**DATA SHOWN:**
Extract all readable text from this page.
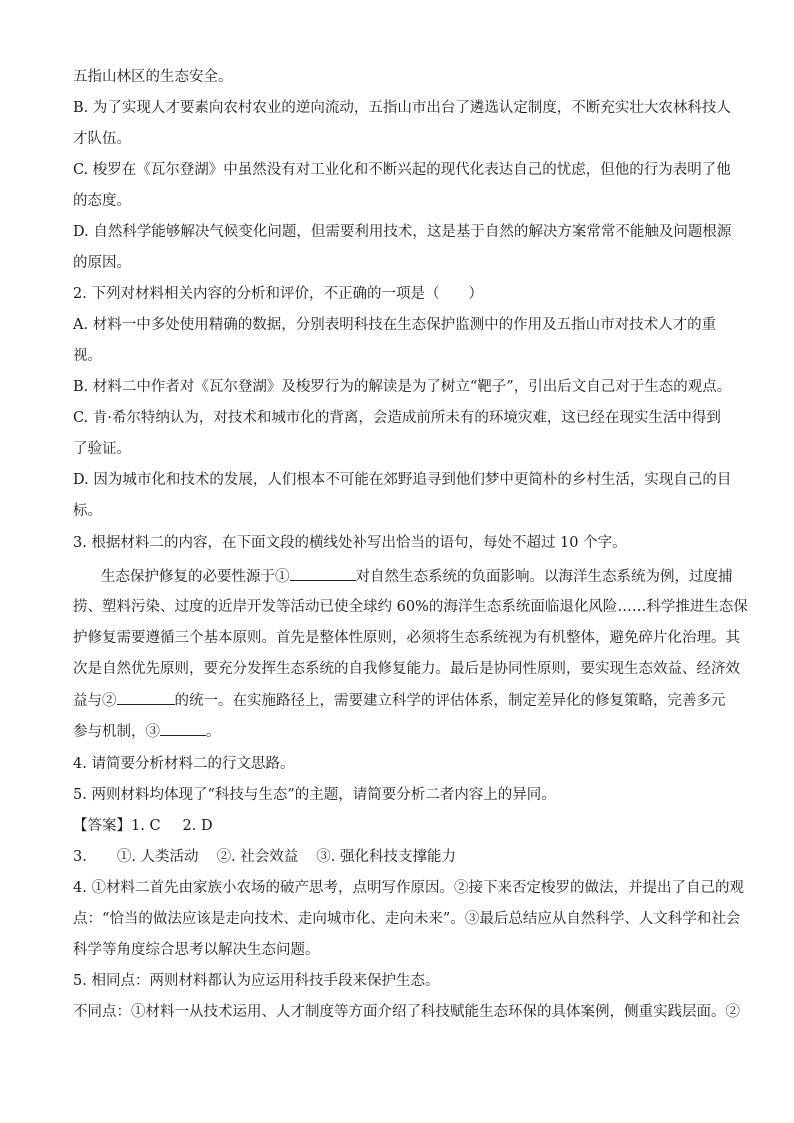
五指山林区的生态安全。
B. 为了实现人才要素向农村农业的逆向流动，五指山市出台了遴选认定制度，不断充实壮大农林科技人
才队伍。
C. 梭罗在《瓦尔登湖》中虽然没有对工业化和不断兴起的现代化表达自己的忧虑，但他的行为表明了他
的态度。
D. 自然科学能够解决气候变化问题，但需要利用技术，这是基于自然的解决方案常常不能触及问题根源
的原因。
2. 下列对材料相关内容的分析和评价，不正确的一项是（　　）
A. 材料一中多处使用精确的数据，分别表明科技在生态保护监测中的作用及五指山市对技术人才的重
视。
B. 材料二中作者对《瓦尔登湖》及梭罗行为的解读是为了树立“靶子”，引出后文自己对于生态的观点。
C. 肯·希尔特纳认为，对技术和城市化的背离，会造成前所未有的环境灾难，这已经在现实生活中得到
了验证。
D. 因为城市化和技术的发展，人们根本不可能在郊野追寻到他们梦中更简朴的乡村生活，实现自己的目
标。
3. 根据材料二的内容，在下面文段的横线处补写出恰当的语句，每处不超过 10 个字。
生态保护修复的必要性源于①	对自然生态系统的负面影响。以海洋生态系统为例，过度捕
捞、塑料污染、过度的近岸开发等活动已使全球约 60%的海洋生态系统面临退化风险……科学推进生态保
护修复需要遵循三个基本原则。首先是整体性原则，必须将生态系统视为有机整体，避免碎片化治理。其
次是自然优先原则，要充分发挥生态系统的自我修复能力。最后是协同性原则，要实现生态效益、经济效
益与②	的统一。在实施路径上，需要建立科学的评估体系，制定差异化的修复策略，完善多元
参与机制，③	。
4. 请简要分析材料二的行文思路。
5. 两则材料均体现了“科技与生态”的主题，请简要分析二者内容上的异同。
【答案】1. C 2. D
3. ①. 人类活动 ②. 社会效益 ③. 强化科技支撑能力
4. ①材料二首先由家族小农场的破产思考，点明写作原因。②接下来否定梭罗的做法，并提出了自己的观
点：“恰当的做法应该是走向技术、走向城市化、走向未来”。③最后总结应从自然科学、人文科学和社会
科学等角度综合思考以解决生态问题。
5. 相同点：两则材料都认为应运用科技手段来保护生态。
不同点：①材料一从技术运用、人才制度等方面介绍了科技赋能生态环保的具体案例，侧重实践层面。②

**EXERCISE OBJECTIVE:** Omit the pictures, and quote the material above exactly as given.

**FINAL RESULT:**
Extract all readable text from this page.
五指山林区的生态安全。
B. 为了实现人才要素向农村农业的逆向流动，五指山市出台了遴选认定制度，不断充实壮大农林科技人
才队伍。
C. 梭罗在《瓦尔登湖》中虽然没有对工业化和不断兴起的现代化表达自己的忧虑，但他的行为表明了他
的态度。
D. 自然科学能够解决气候变化问题，但需要利用技术，这是基于自然的解决方案常常不能触及问题根源
的原因。
2. 下列对材料相关内容的分析和评价，不正确的一项是（　　）
A. 材料一中多处使用精确的数据，分别表明科技在生态保护监测中的作用及五指山市对技术人才的重
视。
B. 材料二中作者对《瓦尔登湖》及梭罗行为的解读是为了树立“靶子”，引出后文自己对于生态的观点。
C. 肯·希尔特纳认为，对技术和城市化的背离，会造成前所未有的环境灾难，这已经在现实生活中得到
了验证。
D. 因为城市化和技术的发展，人们根本不可能在郊野追寻到他们梦中更简朴的乡村生活，实现自己的目
标。
3. 根据材料二的内容，在下面文段的横线处补写出恰当的语句，每处不超过 10 个字。
生态保护修复的必要性源于①	对自然生态系统的负面影响。以海洋生态系统为例，过度捕
捞、塑料污染、过度的近岸开发等活动已使全球约 60%的海洋生态系统面临退化风险……科学推进生态保
护修复需要遵循三个基本原则。首先是整体性原则，必须将生态系统视为有机整体，避免碎片化治理。其
次是自然优先原则，要充分发挥生态系统的自我修复能力。最后是协同性原则，要实现生态效益、经济效
益与②	的统一。在实施路径上，需要建立科学的评估体系，制定差异化的修复策略，完善多元
参与机制，③	。
4. 请简要分析材料二的行文思路。
5. 两则材料均体现了“科技与生态”的主题，请简要分析二者内容上的异同。
【答案】1. C 2. D
3. ①. 人类活动 ②. 社会效益 ③. 强化科技支撑能力
4. ①材料二首先由家族小农场的破产思考，点明写作原因。②接下来否定梭罗的做法，并提出了自己的观
点：“恰当的做法应该是走向技术、走向城市化、走向未来”。③最后总结应从自然科学、人文科学和社会
科学等角度综合思考以解决生态问题。
5. 相同点：两则材料都认为应运用科技手段来保护生态。
不同点：①材料一从技术运用、人才制度等方面介绍了科技赋能生态环保的具体案例，侧重实践层面。②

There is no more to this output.